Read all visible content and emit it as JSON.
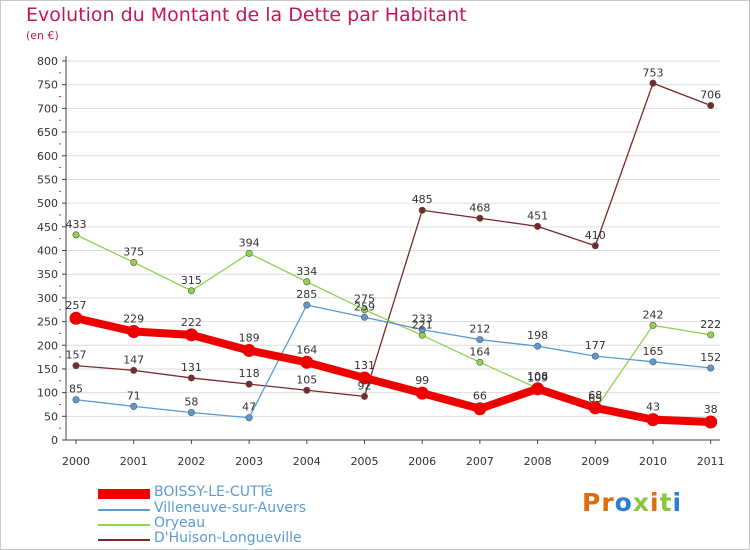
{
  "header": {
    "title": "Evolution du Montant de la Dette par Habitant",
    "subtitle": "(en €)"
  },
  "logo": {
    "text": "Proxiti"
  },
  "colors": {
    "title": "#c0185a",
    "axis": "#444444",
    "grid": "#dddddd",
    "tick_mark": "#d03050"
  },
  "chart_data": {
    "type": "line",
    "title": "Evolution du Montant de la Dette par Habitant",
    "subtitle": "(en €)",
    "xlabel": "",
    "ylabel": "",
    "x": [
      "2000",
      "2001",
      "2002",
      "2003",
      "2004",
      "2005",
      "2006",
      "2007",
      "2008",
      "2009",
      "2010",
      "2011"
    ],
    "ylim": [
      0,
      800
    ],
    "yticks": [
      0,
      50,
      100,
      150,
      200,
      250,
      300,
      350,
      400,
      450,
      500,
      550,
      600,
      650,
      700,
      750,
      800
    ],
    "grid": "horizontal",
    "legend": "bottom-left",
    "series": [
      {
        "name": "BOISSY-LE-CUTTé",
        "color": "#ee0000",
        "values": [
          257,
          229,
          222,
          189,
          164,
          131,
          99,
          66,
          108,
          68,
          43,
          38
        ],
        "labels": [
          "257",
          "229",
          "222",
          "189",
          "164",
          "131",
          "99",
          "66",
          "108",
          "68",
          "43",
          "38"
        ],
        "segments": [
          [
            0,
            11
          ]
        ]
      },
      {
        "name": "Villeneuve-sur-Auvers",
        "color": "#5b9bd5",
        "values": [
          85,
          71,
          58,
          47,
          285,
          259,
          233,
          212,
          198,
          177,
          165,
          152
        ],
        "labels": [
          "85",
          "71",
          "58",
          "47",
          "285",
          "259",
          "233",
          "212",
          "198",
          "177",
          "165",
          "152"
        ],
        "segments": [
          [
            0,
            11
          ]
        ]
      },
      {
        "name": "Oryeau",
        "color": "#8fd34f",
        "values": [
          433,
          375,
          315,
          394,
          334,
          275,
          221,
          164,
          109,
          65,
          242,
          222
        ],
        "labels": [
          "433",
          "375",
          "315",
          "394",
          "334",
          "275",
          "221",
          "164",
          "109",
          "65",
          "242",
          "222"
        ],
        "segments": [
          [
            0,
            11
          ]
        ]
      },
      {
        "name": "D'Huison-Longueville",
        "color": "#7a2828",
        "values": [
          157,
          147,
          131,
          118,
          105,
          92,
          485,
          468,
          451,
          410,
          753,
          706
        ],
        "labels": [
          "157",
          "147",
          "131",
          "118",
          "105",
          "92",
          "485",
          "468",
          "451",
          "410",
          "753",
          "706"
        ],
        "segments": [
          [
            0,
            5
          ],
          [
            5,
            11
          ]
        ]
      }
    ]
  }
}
□ □ □ □
Exactly as written, return every line of the listing, but not the pictures.

*EXERCISE RESPONSE*
Read all visible content and emit it as JSON.
{
  "header": {
    "title": "Evolution du Montant de la Dette par Habitant",
    "subtitle": "(en €)"
  },
  "logo": {
    "text": "Proxiti"
  },
  "colors": {
    "title": "#c0185a",
    "axis": "#444444",
    "grid": "#dddddd",
    "tick_mark": "#d03050"
  },
  "chart_data": {
    "type": "line",
    "title": "Evolution du Montant de la Dette par Habitant",
    "subtitle": "(en €)",
    "xlabel": "",
    "ylabel": "",
    "x": [
      "2000",
      "2001",
      "2002",
      "2003",
      "2004",
      "2005",
      "2006",
      "2007",
      "2008",
      "2009",
      "2010",
      "2011"
    ],
    "ylim": [
      0,
      800
    ],
    "yticks": [
      0,
      50,
      100,
      150,
      200,
      250,
      300,
      350,
      400,
      450,
      500,
      550,
      600,
      650,
      700,
      750,
      800
    ],
    "grid": "horizontal",
    "legend": "bottom-left",
    "series": [
      {
        "name": "BOISSY-LE-CUTTé",
        "color": "#ee0000",
        "values": [
          257,
          229,
          222,
          189,
          164,
          131,
          99,
          66,
          108,
          68,
          43,
          38
        ],
        "labels": [
          "257",
          "229",
          "222",
          "189",
          "164",
          "131",
          "99",
          "66",
          "108",
          "68",
          "43",
          "38"
        ],
        "segments": [
          [
            0,
            11
          ]
        ]
      },
      {
        "name": "Villeneuve-sur-Auvers",
        "color": "#5b9bd5",
        "values": [
          85,
          71,
          58,
          47,
          285,
          259,
          233,
          212,
          198,
          177,
          165,
          152
        ],
        "labels": [
          "85",
          "71",
          "58",
          "47",
          "285",
          "259",
          "233",
          "212",
          "198",
          "177",
          "165",
          "152"
        ],
        "segments": [
          [
            0,
            11
          ]
        ]
      },
      {
        "name": "Oryeau",
        "color": "#8fd34f",
        "values": [
          433,
          375,
          315,
          394,
          334,
          275,
          221,
          164,
          109,
          65,
          242,
          222
        ],
        "labels": [
          "433",
          "375",
          "315",
          "394",
          "334",
          "275",
          "221",
          "164",
          "109",
          "65",
          "242",
          "222"
        ],
        "segments": [
          [
            0,
            11
          ]
        ]
      },
      {
        "name": "D'Huison-Longueville",
        "color": "#7a2828",
        "values": [
          157,
          147,
          131,
          118,
          105,
          92,
          485,
          468,
          451,
          410,
          753,
          706
        ],
        "labels": [
          "157",
          "147",
          "131",
          "118",
          "105",
          "92",
          "485",
          "468",
          "451",
          "410",
          "753",
          "706"
        ],
        "segments": [
          [
            0,
            5
          ],
          [
            5,
            11
          ]
        ]
      }
    ]
  }
}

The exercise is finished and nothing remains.